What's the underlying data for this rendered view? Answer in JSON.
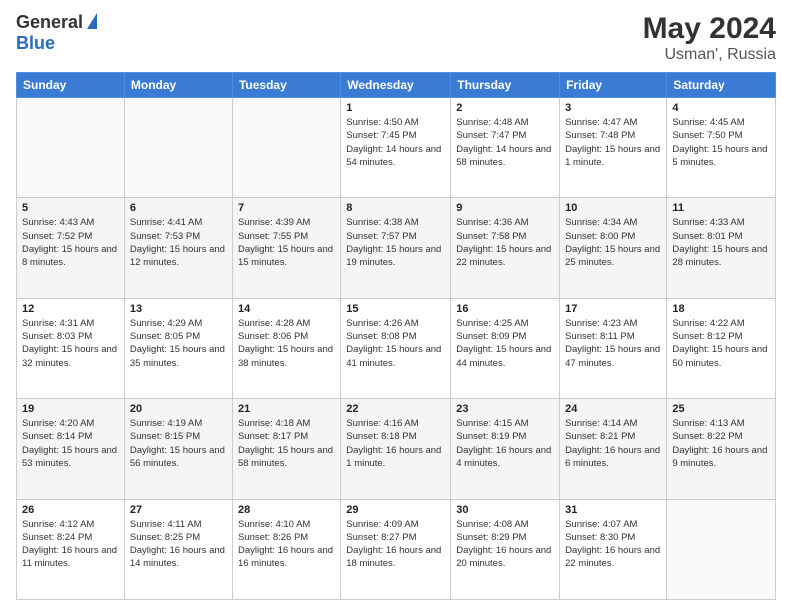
{
  "header": {
    "logo": {
      "general": "General",
      "blue": "Blue"
    },
    "title": "May 2024",
    "subtitle": "Usman', Russia"
  },
  "weekdays": [
    "Sunday",
    "Monday",
    "Tuesday",
    "Wednesday",
    "Thursday",
    "Friday",
    "Saturday"
  ],
  "weeks": [
    [
      {
        "day": "",
        "sunrise": "",
        "sunset": "",
        "daylight": ""
      },
      {
        "day": "",
        "sunrise": "",
        "sunset": "",
        "daylight": ""
      },
      {
        "day": "",
        "sunrise": "",
        "sunset": "",
        "daylight": ""
      },
      {
        "day": "1",
        "sunrise": "Sunrise: 4:50 AM",
        "sunset": "Sunset: 7:45 PM",
        "daylight": "Daylight: 14 hours and 54 minutes."
      },
      {
        "day": "2",
        "sunrise": "Sunrise: 4:48 AM",
        "sunset": "Sunset: 7:47 PM",
        "daylight": "Daylight: 14 hours and 58 minutes."
      },
      {
        "day": "3",
        "sunrise": "Sunrise: 4:47 AM",
        "sunset": "Sunset: 7:48 PM",
        "daylight": "Daylight: 15 hours and 1 minute."
      },
      {
        "day": "4",
        "sunrise": "Sunrise: 4:45 AM",
        "sunset": "Sunset: 7:50 PM",
        "daylight": "Daylight: 15 hours and 5 minutes."
      }
    ],
    [
      {
        "day": "5",
        "sunrise": "Sunrise: 4:43 AM",
        "sunset": "Sunset: 7:52 PM",
        "daylight": "Daylight: 15 hours and 8 minutes."
      },
      {
        "day": "6",
        "sunrise": "Sunrise: 4:41 AM",
        "sunset": "Sunset: 7:53 PM",
        "daylight": "Daylight: 15 hours and 12 minutes."
      },
      {
        "day": "7",
        "sunrise": "Sunrise: 4:39 AM",
        "sunset": "Sunset: 7:55 PM",
        "daylight": "Daylight: 15 hours and 15 minutes."
      },
      {
        "day": "8",
        "sunrise": "Sunrise: 4:38 AM",
        "sunset": "Sunset: 7:57 PM",
        "daylight": "Daylight: 15 hours and 19 minutes."
      },
      {
        "day": "9",
        "sunrise": "Sunrise: 4:36 AM",
        "sunset": "Sunset: 7:58 PM",
        "daylight": "Daylight: 15 hours and 22 minutes."
      },
      {
        "day": "10",
        "sunrise": "Sunrise: 4:34 AM",
        "sunset": "Sunset: 8:00 PM",
        "daylight": "Daylight: 15 hours and 25 minutes."
      },
      {
        "day": "11",
        "sunrise": "Sunrise: 4:33 AM",
        "sunset": "Sunset: 8:01 PM",
        "daylight": "Daylight: 15 hours and 28 minutes."
      }
    ],
    [
      {
        "day": "12",
        "sunrise": "Sunrise: 4:31 AM",
        "sunset": "Sunset: 8:03 PM",
        "daylight": "Daylight: 15 hours and 32 minutes."
      },
      {
        "day": "13",
        "sunrise": "Sunrise: 4:29 AM",
        "sunset": "Sunset: 8:05 PM",
        "daylight": "Daylight: 15 hours and 35 minutes."
      },
      {
        "day": "14",
        "sunrise": "Sunrise: 4:28 AM",
        "sunset": "Sunset: 8:06 PM",
        "daylight": "Daylight: 15 hours and 38 minutes."
      },
      {
        "day": "15",
        "sunrise": "Sunrise: 4:26 AM",
        "sunset": "Sunset: 8:08 PM",
        "daylight": "Daylight: 15 hours and 41 minutes."
      },
      {
        "day": "16",
        "sunrise": "Sunrise: 4:25 AM",
        "sunset": "Sunset: 8:09 PM",
        "daylight": "Daylight: 15 hours and 44 minutes."
      },
      {
        "day": "17",
        "sunrise": "Sunrise: 4:23 AM",
        "sunset": "Sunset: 8:11 PM",
        "daylight": "Daylight: 15 hours and 47 minutes."
      },
      {
        "day": "18",
        "sunrise": "Sunrise: 4:22 AM",
        "sunset": "Sunset: 8:12 PM",
        "daylight": "Daylight: 15 hours and 50 minutes."
      }
    ],
    [
      {
        "day": "19",
        "sunrise": "Sunrise: 4:20 AM",
        "sunset": "Sunset: 8:14 PM",
        "daylight": "Daylight: 15 hours and 53 minutes."
      },
      {
        "day": "20",
        "sunrise": "Sunrise: 4:19 AM",
        "sunset": "Sunset: 8:15 PM",
        "daylight": "Daylight: 15 hours and 56 minutes."
      },
      {
        "day": "21",
        "sunrise": "Sunrise: 4:18 AM",
        "sunset": "Sunset: 8:17 PM",
        "daylight": "Daylight: 15 hours and 58 minutes."
      },
      {
        "day": "22",
        "sunrise": "Sunrise: 4:16 AM",
        "sunset": "Sunset: 8:18 PM",
        "daylight": "Daylight: 16 hours and 1 minute."
      },
      {
        "day": "23",
        "sunrise": "Sunrise: 4:15 AM",
        "sunset": "Sunset: 8:19 PM",
        "daylight": "Daylight: 16 hours and 4 minutes."
      },
      {
        "day": "24",
        "sunrise": "Sunrise: 4:14 AM",
        "sunset": "Sunset: 8:21 PM",
        "daylight": "Daylight: 16 hours and 6 minutes."
      },
      {
        "day": "25",
        "sunrise": "Sunrise: 4:13 AM",
        "sunset": "Sunset: 8:22 PM",
        "daylight": "Daylight: 16 hours and 9 minutes."
      }
    ],
    [
      {
        "day": "26",
        "sunrise": "Sunrise: 4:12 AM",
        "sunset": "Sunset: 8:24 PM",
        "daylight": "Daylight: 16 hours and 11 minutes."
      },
      {
        "day": "27",
        "sunrise": "Sunrise: 4:11 AM",
        "sunset": "Sunset: 8:25 PM",
        "daylight": "Daylight: 16 hours and 14 minutes."
      },
      {
        "day": "28",
        "sunrise": "Sunrise: 4:10 AM",
        "sunset": "Sunset: 8:26 PM",
        "daylight": "Daylight: 16 hours and 16 minutes."
      },
      {
        "day": "29",
        "sunrise": "Sunrise: 4:09 AM",
        "sunset": "Sunset: 8:27 PM",
        "daylight": "Daylight: 16 hours and 18 minutes."
      },
      {
        "day": "30",
        "sunrise": "Sunrise: 4:08 AM",
        "sunset": "Sunset: 8:29 PM",
        "daylight": "Daylight: 16 hours and 20 minutes."
      },
      {
        "day": "31",
        "sunrise": "Sunrise: 4:07 AM",
        "sunset": "Sunset: 8:30 PM",
        "daylight": "Daylight: 16 hours and 22 minutes."
      },
      {
        "day": "",
        "sunrise": "",
        "sunset": "",
        "daylight": ""
      }
    ]
  ]
}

§ EXERCISE AIM
Using the data above, write out every line exactly, leaving the images behind.

§ RESULT BELOW
What's the underlying data for this rendered view? Answer in JSON.
{
  "header": {
    "logo": {
      "general": "General",
      "blue": "Blue"
    },
    "title": "May 2024",
    "subtitle": "Usman', Russia"
  },
  "weekdays": [
    "Sunday",
    "Monday",
    "Tuesday",
    "Wednesday",
    "Thursday",
    "Friday",
    "Saturday"
  ],
  "weeks": [
    [
      {
        "day": "",
        "sunrise": "",
        "sunset": "",
        "daylight": ""
      },
      {
        "day": "",
        "sunrise": "",
        "sunset": "",
        "daylight": ""
      },
      {
        "day": "",
        "sunrise": "",
        "sunset": "",
        "daylight": ""
      },
      {
        "day": "1",
        "sunrise": "Sunrise: 4:50 AM",
        "sunset": "Sunset: 7:45 PM",
        "daylight": "Daylight: 14 hours and 54 minutes."
      },
      {
        "day": "2",
        "sunrise": "Sunrise: 4:48 AM",
        "sunset": "Sunset: 7:47 PM",
        "daylight": "Daylight: 14 hours and 58 minutes."
      },
      {
        "day": "3",
        "sunrise": "Sunrise: 4:47 AM",
        "sunset": "Sunset: 7:48 PM",
        "daylight": "Daylight: 15 hours and 1 minute."
      },
      {
        "day": "4",
        "sunrise": "Sunrise: 4:45 AM",
        "sunset": "Sunset: 7:50 PM",
        "daylight": "Daylight: 15 hours and 5 minutes."
      }
    ],
    [
      {
        "day": "5",
        "sunrise": "Sunrise: 4:43 AM",
        "sunset": "Sunset: 7:52 PM",
        "daylight": "Daylight: 15 hours and 8 minutes."
      },
      {
        "day": "6",
        "sunrise": "Sunrise: 4:41 AM",
        "sunset": "Sunset: 7:53 PM",
        "daylight": "Daylight: 15 hours and 12 minutes."
      },
      {
        "day": "7",
        "sunrise": "Sunrise: 4:39 AM",
        "sunset": "Sunset: 7:55 PM",
        "daylight": "Daylight: 15 hours and 15 minutes."
      },
      {
        "day": "8",
        "sunrise": "Sunrise: 4:38 AM",
        "sunset": "Sunset: 7:57 PM",
        "daylight": "Daylight: 15 hours and 19 minutes."
      },
      {
        "day": "9",
        "sunrise": "Sunrise: 4:36 AM",
        "sunset": "Sunset: 7:58 PM",
        "daylight": "Daylight: 15 hours and 22 minutes."
      },
      {
        "day": "10",
        "sunrise": "Sunrise: 4:34 AM",
        "sunset": "Sunset: 8:00 PM",
        "daylight": "Daylight: 15 hours and 25 minutes."
      },
      {
        "day": "11",
        "sunrise": "Sunrise: 4:33 AM",
        "sunset": "Sunset: 8:01 PM",
        "daylight": "Daylight: 15 hours and 28 minutes."
      }
    ],
    [
      {
        "day": "12",
        "sunrise": "Sunrise: 4:31 AM",
        "sunset": "Sunset: 8:03 PM",
        "daylight": "Daylight: 15 hours and 32 minutes."
      },
      {
        "day": "13",
        "sunrise": "Sunrise: 4:29 AM",
        "sunset": "Sunset: 8:05 PM",
        "daylight": "Daylight: 15 hours and 35 minutes."
      },
      {
        "day": "14",
        "sunrise": "Sunrise: 4:28 AM",
        "sunset": "Sunset: 8:06 PM",
        "daylight": "Daylight: 15 hours and 38 minutes."
      },
      {
        "day": "15",
        "sunrise": "Sunrise: 4:26 AM",
        "sunset": "Sunset: 8:08 PM",
        "daylight": "Daylight: 15 hours and 41 minutes."
      },
      {
        "day": "16",
        "sunrise": "Sunrise: 4:25 AM",
        "sunset": "Sunset: 8:09 PM",
        "daylight": "Daylight: 15 hours and 44 minutes."
      },
      {
        "day": "17",
        "sunrise": "Sunrise: 4:23 AM",
        "sunset": "Sunset: 8:11 PM",
        "daylight": "Daylight: 15 hours and 47 minutes."
      },
      {
        "day": "18",
        "sunrise": "Sunrise: 4:22 AM",
        "sunset": "Sunset: 8:12 PM",
        "daylight": "Daylight: 15 hours and 50 minutes."
      }
    ],
    [
      {
        "day": "19",
        "sunrise": "Sunrise: 4:20 AM",
        "sunset": "Sunset: 8:14 PM",
        "daylight": "Daylight: 15 hours and 53 minutes."
      },
      {
        "day": "20",
        "sunrise": "Sunrise: 4:19 AM",
        "sunset": "Sunset: 8:15 PM",
        "daylight": "Daylight: 15 hours and 56 minutes."
      },
      {
        "day": "21",
        "sunrise": "Sunrise: 4:18 AM",
        "sunset": "Sunset: 8:17 PM",
        "daylight": "Daylight: 15 hours and 58 minutes."
      },
      {
        "day": "22",
        "sunrise": "Sunrise: 4:16 AM",
        "sunset": "Sunset: 8:18 PM",
        "daylight": "Daylight: 16 hours and 1 minute."
      },
      {
        "day": "23",
        "sunrise": "Sunrise: 4:15 AM",
        "sunset": "Sunset: 8:19 PM",
        "daylight": "Daylight: 16 hours and 4 minutes."
      },
      {
        "day": "24",
        "sunrise": "Sunrise: 4:14 AM",
        "sunset": "Sunset: 8:21 PM",
        "daylight": "Daylight: 16 hours and 6 minutes."
      },
      {
        "day": "25",
        "sunrise": "Sunrise: 4:13 AM",
        "sunset": "Sunset: 8:22 PM",
        "daylight": "Daylight: 16 hours and 9 minutes."
      }
    ],
    [
      {
        "day": "26",
        "sunrise": "Sunrise: 4:12 AM",
        "sunset": "Sunset: 8:24 PM",
        "daylight": "Daylight: 16 hours and 11 minutes."
      },
      {
        "day": "27",
        "sunrise": "Sunrise: 4:11 AM",
        "sunset": "Sunset: 8:25 PM",
        "daylight": "Daylight: 16 hours and 14 minutes."
      },
      {
        "day": "28",
        "sunrise": "Sunrise: 4:10 AM",
        "sunset": "Sunset: 8:26 PM",
        "daylight": "Daylight: 16 hours and 16 minutes."
      },
      {
        "day": "29",
        "sunrise": "Sunrise: 4:09 AM",
        "sunset": "Sunset: 8:27 PM",
        "daylight": "Daylight: 16 hours and 18 minutes."
      },
      {
        "day": "30",
        "sunrise": "Sunrise: 4:08 AM",
        "sunset": "Sunset: 8:29 PM",
        "daylight": "Daylight: 16 hours and 20 minutes."
      },
      {
        "day": "31",
        "sunrise": "Sunrise: 4:07 AM",
        "sunset": "Sunset: 8:30 PM",
        "daylight": "Daylight: 16 hours and 22 minutes."
      },
      {
        "day": "",
        "sunrise": "",
        "sunset": "",
        "daylight": ""
      }
    ]
  ]
}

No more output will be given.